PROBLEM DETAILS: Only the pictures stay out; every record is to be quoted exactly.

TASK MATERIAL:

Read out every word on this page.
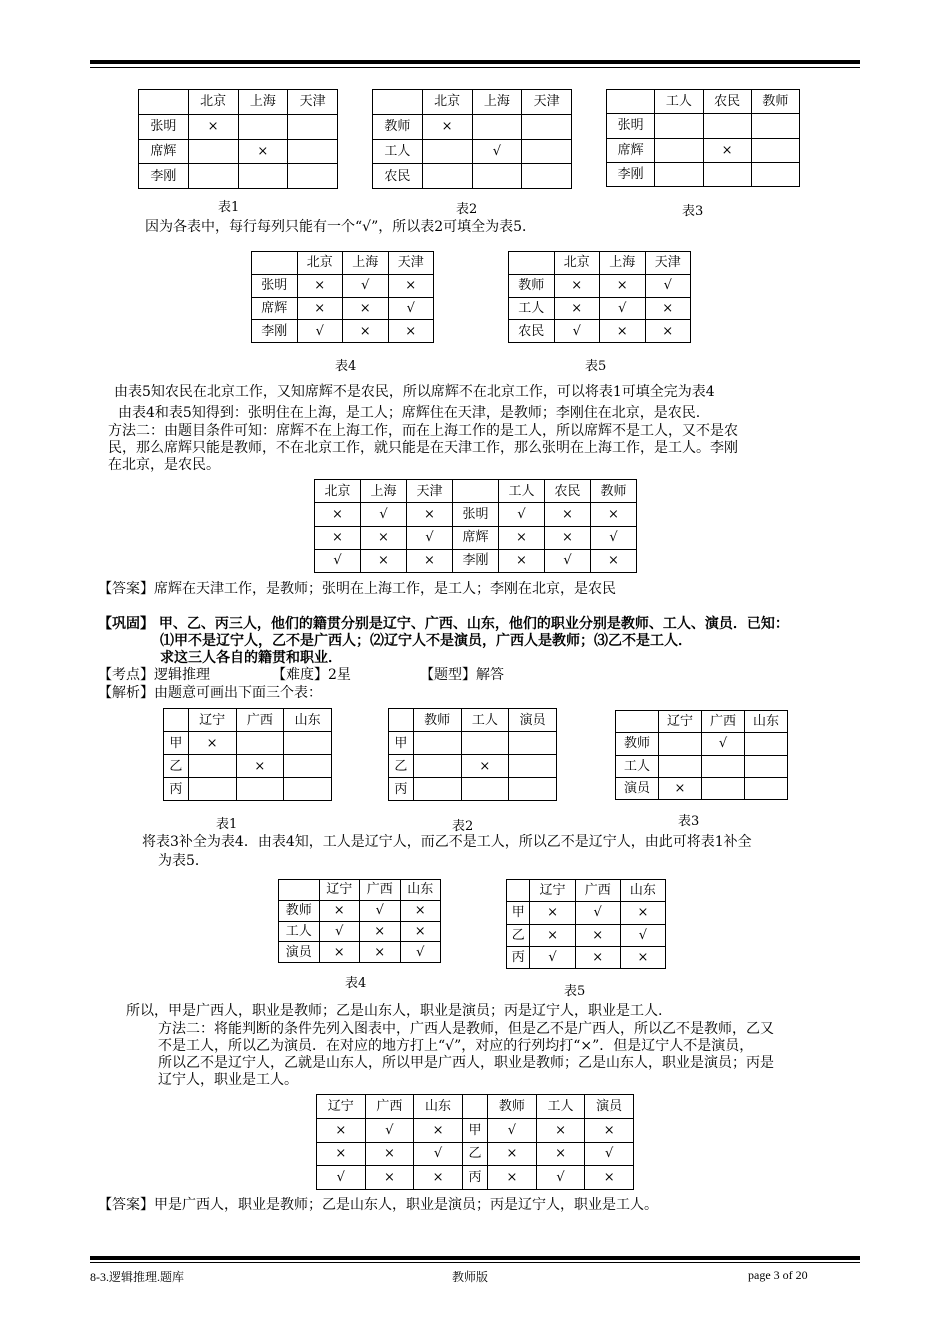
	北京	上海	天津
张明	×		
席辉		×	
李刚			
	北京	上海	天津
教师	×		
工人		√	
农民			
	工人	农民	教师
张明			
席辉		×	
李刚			
表1	表2	表3
因为各表中，每行每列只能有一个“√”，所以表2可填全为表5．
	北京	上海	天津
张明	×	√	×
席辉	×	×	√
李刚	√	×	×
	北京	上海	天津
教师	×	×	√
工人	×	√	×
农民	√	×	×
表4	表5
由表5知农民在北京工作，又知席辉不是农民，所以席辉不在北京工作，可以将表1可填全完为表4
由表4和表5知得到：张明住在上海，是工人；席辉住在天津，是教师；李刚住在北京，是农民.
方法二：由题目条件可知：席辉不在上海工作，而在上海工作的是工人，所以席辉不是工人，又不是农
民，那么席辉只能是教师，不在北京工作，就只能是在天津工作，那么张明在上海工作，是工人。李刚
在北京，是农民。
北京	上海	天津		工人	农民	教师
×	√	×	张明	√	×	×
×	×	√	席辉	×	×	√
√	×	×	李刚	×	√	×
【答案】席辉在天津工作，是教师；张明在上海工作，是工人；李刚在北京，是农民
【巩固】 甲、乙、丙三人，他们的籍贯分别是辽宁、广西、山东，他们的职业分别是教师、工人、演员．已知：
⑴甲不是辽宁人，乙不是广西人；⑵辽宁人不是演员，广西人是教师；⑶乙不是工人．
求这三人各自的籍贯和职业．
【考点】逻辑推理	【难度】2星	【题型】解答
【解析】由题意可画出下面三个表：
	辽宁	广西	山东
甲	×		
乙		×	
丙			
	教师	工人	演员
甲			
乙		×	
丙			
	辽宁	广西	山东
教师		√	
工人			
演员	×		
表1	表2	表3
将表3补全为表4．由表4知，工人是辽宁人，而乙不是工人，所以乙不是辽宁人，由此可将表1补全
为表5．
	辽宁	广西	山东
教师	×	√	×
工人	√	×	×
演员	×	×	√
	辽宁	广西	山东
甲	×	√	×
乙	×	×	√
丙	√	×	×
表4
表5
所以，甲是广西人，职业是教师；乙是山东人，职业是演员；丙是辽宁人，职业是工人.
方法二：将能判断的条件先列入图表中，广西人是教师，但是乙不是广西人，所以乙不是教师，乙又
不是工人，所以乙为演员．在对应的地方打上“√”，对应的行列均打“×”．但是辽宁人不是演员，
所以乙不是辽宁人，乙就是山东人，所以甲是广西人，职业是教师；乙是山东人，职业是演员；丙是
辽宁人，职业是工人。
辽宁	广西	山东		教师	工人	演员
×	√	×	甲	√	×	×
×	×	√	乙	×	×	√
√	×	×	丙	×	√	×
【答案】甲是广西人，职业是教师；乙是山东人，职业是演员；丙是辽宁人，职业是工人。
8-3.逻辑推理.题库	教师版	page 3 of 20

REPLY TO THE EXERCISE:
Read out every word on this page.
	北京	上海	天津
张明	×		
席辉		×	
李刚			
	北京	上海	天津
教师	×		
工人		√	
农民			
	工人	农民	教师
张明			
席辉		×	
李刚			
表1	表2	表3
因为各表中，每行每列只能有一个“√”，所以表2可填全为表5．
	北京	上海	天津
张明	×	√	×
席辉	×	×	√
李刚	√	×	×
	北京	上海	天津
教师	×	×	√
工人	×	√	×
农民	√	×	×
表4	表5
由表5知农民在北京工作，又知席辉不是农民，所以席辉不在北京工作，可以将表1可填全完为表4
由表4和表5知得到：张明住在上海，是工人；席辉住在天津，是教师；李刚住在北京，是农民.
方法二：由题目条件可知：席辉不在上海工作，而在上海工作的是工人，所以席辉不是工人，又不是农
民，那么席辉只能是教师，不在北京工作，就只能是在天津工作，那么张明在上海工作，是工人。李刚
在北京，是农民。
北京	上海	天津		工人	农民	教师
×	√	×	张明	√	×	×
×	×	√	席辉	×	×	√
√	×	×	李刚	×	√	×
【答案】席辉在天津工作，是教师；张明在上海工作，是工人；李刚在北京，是农民
【巩固】 甲、乙、丙三人，他们的籍贯分别是辽宁、广西、山东，他们的职业分别是教师、工人、演员．已知：
⑴甲不是辽宁人，乙不是广西人；⑵辽宁人不是演员，广西人是教师；⑶乙不是工人．
求这三人各自的籍贯和职业．
【考点】逻辑推理	【难度】2星	【题型】解答
【解析】由题意可画出下面三个表：
	辽宁	广西	山东
甲	×		
乙		×	
丙			
	教师	工人	演员
甲			
乙		×	
丙			
	辽宁	广西	山东
教师		√	
工人			
演员	×		
表1	表2	表3
将表3补全为表4．由表4知，工人是辽宁人，而乙不是工人，所以乙不是辽宁人，由此可将表1补全
为表5．
	辽宁	广西	山东
教师	×	√	×
工人	√	×	×
演员	×	×	√
	辽宁	广西	山东
甲	×	√	×
乙	×	×	√
丙	√	×	×
表4
表5
所以，甲是广西人，职业是教师；乙是山东人，职业是演员；丙是辽宁人，职业是工人.
方法二：将能判断的条件先列入图表中，广西人是教师，但是乙不是广西人，所以乙不是教师，乙又
不是工人，所以乙为演员．在对应的地方打上“√”，对应的行列均打“×”．但是辽宁人不是演员，
所以乙不是辽宁人，乙就是山东人，所以甲是广西人，职业是教师；乙是山东人，职业是演员；丙是
辽宁人，职业是工人。
辽宁	广西	山东		教师	工人	演员
×	√	×	甲	√	×	×
×	×	√	乙	×	×	√
√	×	×	丙	×	√	×
【答案】甲是广西人，职业是教师；乙是山东人，职业是演员；丙是辽宁人，职业是工人。
8-3.逻辑推理.题库	教师版	page 3 of 20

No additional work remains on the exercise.